* RECORDS SUPPLIED
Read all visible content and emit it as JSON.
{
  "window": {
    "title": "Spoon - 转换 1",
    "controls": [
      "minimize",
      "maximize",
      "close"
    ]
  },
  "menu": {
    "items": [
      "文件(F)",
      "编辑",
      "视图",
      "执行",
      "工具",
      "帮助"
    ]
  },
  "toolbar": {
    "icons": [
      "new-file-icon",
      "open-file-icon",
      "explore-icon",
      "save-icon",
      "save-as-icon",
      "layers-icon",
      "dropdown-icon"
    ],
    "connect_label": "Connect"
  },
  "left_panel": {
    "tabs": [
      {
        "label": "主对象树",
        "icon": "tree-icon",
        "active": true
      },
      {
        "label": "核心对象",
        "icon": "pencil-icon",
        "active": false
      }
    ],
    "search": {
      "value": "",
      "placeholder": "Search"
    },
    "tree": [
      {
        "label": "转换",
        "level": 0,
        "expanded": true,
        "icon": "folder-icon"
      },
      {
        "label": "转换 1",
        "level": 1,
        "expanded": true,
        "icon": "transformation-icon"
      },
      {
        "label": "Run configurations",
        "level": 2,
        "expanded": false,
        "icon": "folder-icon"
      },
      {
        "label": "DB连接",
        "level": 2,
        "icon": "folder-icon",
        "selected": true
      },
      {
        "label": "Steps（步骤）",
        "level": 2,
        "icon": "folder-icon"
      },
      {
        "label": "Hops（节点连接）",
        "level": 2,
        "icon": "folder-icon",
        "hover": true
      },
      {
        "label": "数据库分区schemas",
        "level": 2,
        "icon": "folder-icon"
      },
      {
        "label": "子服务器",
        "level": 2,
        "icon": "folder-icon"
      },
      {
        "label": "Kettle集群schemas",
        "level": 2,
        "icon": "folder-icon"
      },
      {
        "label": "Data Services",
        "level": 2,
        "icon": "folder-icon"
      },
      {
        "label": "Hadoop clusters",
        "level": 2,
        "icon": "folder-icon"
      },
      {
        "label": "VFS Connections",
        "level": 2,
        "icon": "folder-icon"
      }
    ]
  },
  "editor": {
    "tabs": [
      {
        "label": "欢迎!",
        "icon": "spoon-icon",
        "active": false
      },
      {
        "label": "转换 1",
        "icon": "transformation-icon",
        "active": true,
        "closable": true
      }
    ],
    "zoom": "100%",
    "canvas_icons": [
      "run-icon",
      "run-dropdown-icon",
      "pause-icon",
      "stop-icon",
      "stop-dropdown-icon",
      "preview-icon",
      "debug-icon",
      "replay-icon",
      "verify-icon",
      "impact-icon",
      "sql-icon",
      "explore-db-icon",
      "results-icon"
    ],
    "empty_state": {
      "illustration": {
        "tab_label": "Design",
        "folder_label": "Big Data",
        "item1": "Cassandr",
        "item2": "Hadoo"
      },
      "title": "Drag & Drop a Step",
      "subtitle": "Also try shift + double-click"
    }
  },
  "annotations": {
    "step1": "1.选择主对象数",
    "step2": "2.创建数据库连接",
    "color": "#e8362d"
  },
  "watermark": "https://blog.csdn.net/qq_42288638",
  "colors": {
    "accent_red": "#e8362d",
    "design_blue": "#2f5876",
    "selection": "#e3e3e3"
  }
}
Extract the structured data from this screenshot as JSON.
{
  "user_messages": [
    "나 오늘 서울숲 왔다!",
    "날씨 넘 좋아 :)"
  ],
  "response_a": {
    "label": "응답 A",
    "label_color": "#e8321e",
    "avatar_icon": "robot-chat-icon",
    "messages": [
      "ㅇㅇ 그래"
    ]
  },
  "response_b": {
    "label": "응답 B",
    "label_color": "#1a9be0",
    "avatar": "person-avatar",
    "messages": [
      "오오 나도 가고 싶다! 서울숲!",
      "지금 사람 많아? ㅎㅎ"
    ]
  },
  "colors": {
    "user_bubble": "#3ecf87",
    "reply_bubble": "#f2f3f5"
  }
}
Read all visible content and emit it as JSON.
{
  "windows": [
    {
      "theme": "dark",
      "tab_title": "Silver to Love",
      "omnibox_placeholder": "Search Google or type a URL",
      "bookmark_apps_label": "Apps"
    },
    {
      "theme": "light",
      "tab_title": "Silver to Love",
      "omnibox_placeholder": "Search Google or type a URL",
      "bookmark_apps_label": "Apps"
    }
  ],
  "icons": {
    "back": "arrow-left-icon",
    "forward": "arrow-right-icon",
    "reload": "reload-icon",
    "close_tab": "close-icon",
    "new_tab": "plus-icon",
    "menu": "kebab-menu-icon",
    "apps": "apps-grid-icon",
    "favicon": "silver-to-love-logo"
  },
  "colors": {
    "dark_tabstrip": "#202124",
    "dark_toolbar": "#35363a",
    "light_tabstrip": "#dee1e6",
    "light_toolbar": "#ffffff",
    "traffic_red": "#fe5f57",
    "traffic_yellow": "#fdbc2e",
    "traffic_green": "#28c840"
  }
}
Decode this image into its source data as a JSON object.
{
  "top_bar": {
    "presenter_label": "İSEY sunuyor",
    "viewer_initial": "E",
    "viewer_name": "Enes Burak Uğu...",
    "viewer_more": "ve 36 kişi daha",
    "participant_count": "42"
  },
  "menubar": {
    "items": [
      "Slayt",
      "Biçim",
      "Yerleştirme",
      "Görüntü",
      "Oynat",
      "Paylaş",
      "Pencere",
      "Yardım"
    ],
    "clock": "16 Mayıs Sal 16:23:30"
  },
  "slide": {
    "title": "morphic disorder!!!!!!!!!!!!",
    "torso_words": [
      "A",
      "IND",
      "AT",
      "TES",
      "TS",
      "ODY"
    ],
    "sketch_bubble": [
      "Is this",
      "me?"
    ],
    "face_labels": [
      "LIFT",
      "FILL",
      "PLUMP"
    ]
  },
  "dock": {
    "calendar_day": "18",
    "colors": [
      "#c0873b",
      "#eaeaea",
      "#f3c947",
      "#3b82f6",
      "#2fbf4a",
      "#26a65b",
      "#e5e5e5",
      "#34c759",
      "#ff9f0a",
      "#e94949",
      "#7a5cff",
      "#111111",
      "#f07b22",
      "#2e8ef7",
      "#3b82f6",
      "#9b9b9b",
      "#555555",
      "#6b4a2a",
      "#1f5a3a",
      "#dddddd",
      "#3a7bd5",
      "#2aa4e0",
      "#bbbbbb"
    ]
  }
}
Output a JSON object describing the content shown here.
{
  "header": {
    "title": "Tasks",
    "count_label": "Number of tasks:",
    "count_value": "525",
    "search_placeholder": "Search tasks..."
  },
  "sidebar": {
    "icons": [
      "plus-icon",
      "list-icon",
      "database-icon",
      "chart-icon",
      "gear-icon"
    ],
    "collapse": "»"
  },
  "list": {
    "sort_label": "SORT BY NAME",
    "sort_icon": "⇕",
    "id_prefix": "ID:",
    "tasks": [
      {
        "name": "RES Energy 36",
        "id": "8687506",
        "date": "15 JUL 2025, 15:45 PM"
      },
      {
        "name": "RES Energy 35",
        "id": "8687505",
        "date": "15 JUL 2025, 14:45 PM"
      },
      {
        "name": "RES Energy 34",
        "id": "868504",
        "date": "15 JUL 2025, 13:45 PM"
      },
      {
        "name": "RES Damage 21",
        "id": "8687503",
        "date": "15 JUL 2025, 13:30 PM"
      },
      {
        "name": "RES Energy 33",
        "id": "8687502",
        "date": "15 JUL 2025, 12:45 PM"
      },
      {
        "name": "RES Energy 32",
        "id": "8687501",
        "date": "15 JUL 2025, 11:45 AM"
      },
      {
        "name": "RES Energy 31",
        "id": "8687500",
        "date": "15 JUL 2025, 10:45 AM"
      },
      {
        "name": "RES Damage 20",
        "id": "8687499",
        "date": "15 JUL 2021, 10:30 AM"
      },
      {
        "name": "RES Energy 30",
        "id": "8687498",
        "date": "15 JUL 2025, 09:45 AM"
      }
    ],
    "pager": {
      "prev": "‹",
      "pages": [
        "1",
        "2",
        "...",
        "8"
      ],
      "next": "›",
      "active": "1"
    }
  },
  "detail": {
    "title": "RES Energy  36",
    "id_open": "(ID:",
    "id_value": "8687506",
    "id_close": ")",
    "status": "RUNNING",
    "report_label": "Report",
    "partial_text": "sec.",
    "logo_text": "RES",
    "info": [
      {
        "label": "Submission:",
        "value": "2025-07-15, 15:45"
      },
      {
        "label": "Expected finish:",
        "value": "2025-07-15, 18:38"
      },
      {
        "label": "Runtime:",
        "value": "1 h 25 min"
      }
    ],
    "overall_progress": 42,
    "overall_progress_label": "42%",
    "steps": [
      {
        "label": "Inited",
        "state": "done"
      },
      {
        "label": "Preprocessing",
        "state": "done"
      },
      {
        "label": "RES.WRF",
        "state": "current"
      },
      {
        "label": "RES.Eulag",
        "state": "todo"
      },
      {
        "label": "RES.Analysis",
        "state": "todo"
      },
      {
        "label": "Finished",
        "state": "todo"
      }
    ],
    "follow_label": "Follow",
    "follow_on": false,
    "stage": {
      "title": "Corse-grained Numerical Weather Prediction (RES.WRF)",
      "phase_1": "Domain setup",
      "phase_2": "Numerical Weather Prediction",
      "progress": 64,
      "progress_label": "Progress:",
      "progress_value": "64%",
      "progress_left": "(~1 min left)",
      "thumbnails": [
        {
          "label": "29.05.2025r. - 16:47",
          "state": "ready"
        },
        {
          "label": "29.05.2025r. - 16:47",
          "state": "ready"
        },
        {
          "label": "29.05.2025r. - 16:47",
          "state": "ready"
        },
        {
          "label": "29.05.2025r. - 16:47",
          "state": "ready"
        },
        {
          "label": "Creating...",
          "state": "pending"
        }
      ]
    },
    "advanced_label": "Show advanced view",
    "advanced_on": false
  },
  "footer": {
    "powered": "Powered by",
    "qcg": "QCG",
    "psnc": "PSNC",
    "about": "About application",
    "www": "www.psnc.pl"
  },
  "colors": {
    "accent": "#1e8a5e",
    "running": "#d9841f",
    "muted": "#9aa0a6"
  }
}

* PROMPT
Show all lines in the entries above where the word "arrow" appears.

* THE REPLY
    "back": "arrow-left-icon",
    "forward": "arrow-right-icon",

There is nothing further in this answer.